[GIVEN TASK]: Extract every line that contains the string "content".

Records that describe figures
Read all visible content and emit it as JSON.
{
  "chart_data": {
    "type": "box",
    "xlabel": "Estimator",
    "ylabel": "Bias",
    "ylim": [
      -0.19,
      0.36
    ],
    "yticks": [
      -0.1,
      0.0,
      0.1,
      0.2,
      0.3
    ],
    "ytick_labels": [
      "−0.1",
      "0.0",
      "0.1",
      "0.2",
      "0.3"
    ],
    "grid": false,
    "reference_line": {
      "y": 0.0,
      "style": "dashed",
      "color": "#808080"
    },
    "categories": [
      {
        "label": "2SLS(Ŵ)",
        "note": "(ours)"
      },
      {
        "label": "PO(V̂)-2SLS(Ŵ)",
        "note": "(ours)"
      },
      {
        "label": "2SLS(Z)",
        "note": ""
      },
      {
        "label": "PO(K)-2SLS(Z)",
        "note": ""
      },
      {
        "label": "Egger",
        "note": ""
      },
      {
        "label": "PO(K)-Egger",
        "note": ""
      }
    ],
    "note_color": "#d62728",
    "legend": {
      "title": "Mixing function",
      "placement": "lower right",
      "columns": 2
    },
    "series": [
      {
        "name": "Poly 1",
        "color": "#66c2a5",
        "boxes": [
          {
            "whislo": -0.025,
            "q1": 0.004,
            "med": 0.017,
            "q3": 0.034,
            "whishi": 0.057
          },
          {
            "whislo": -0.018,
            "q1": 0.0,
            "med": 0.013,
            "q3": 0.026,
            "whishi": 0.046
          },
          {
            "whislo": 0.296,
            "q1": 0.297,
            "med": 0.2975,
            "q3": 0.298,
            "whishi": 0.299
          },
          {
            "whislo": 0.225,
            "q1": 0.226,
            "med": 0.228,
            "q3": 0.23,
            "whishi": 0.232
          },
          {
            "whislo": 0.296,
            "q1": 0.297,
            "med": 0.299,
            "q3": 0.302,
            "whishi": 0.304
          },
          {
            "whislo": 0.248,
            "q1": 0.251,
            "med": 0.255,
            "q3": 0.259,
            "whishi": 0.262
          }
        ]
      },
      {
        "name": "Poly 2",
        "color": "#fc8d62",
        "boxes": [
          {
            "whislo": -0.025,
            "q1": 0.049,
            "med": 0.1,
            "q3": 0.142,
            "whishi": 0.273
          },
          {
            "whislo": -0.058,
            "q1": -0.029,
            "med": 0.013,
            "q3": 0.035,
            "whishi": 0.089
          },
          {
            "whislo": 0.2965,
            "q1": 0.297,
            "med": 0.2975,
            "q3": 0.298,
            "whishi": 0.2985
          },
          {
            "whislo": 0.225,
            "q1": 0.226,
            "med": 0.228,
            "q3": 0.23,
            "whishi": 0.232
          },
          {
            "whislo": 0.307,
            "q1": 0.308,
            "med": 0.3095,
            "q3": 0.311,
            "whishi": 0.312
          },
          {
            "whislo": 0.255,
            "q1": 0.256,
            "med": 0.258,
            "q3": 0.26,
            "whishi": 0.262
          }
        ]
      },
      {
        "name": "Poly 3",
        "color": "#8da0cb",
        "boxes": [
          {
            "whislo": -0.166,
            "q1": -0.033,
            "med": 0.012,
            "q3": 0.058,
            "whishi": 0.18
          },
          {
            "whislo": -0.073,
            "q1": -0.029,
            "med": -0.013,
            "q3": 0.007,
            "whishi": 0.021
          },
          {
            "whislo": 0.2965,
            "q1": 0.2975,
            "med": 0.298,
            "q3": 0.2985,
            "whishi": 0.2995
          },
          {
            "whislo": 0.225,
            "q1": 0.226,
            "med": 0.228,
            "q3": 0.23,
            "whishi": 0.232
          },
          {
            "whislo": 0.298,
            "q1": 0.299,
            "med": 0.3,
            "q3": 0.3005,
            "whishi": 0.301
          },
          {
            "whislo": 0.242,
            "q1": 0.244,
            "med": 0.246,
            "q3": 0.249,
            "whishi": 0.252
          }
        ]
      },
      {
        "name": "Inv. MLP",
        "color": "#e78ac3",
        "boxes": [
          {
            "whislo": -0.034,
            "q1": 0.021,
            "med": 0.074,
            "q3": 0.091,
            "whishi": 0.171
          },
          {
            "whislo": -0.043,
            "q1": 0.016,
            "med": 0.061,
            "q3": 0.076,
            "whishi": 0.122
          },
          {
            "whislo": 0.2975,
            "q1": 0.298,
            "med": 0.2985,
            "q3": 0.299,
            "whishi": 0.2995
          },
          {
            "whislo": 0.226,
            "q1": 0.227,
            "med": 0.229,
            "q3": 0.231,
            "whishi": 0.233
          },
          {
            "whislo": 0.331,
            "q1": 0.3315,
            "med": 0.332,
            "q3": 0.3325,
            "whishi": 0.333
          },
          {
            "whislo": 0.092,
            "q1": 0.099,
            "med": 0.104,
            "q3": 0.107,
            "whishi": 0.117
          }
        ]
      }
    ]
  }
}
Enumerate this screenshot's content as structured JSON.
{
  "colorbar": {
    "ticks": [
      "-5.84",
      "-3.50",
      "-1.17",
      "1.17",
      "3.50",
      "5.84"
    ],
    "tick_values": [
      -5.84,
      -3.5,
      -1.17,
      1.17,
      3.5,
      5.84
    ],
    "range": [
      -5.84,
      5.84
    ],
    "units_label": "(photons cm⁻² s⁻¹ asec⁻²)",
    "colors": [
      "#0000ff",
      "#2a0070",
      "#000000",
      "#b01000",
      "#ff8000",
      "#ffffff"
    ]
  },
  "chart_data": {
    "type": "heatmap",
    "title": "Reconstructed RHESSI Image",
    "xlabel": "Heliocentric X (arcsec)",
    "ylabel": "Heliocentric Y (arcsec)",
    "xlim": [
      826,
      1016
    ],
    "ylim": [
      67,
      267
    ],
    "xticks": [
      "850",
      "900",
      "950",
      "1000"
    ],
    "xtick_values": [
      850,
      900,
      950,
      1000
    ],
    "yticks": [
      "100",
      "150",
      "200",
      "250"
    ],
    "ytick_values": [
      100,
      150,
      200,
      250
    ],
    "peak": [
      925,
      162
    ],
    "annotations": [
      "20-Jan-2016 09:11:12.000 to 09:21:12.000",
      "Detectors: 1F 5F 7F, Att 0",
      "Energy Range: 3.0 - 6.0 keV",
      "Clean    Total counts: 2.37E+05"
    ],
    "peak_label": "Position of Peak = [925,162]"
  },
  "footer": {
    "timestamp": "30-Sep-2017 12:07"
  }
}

[REPLY]:
Read all visible content and emit it as JSON.
Enumerate this screenshot's content as structured JSON.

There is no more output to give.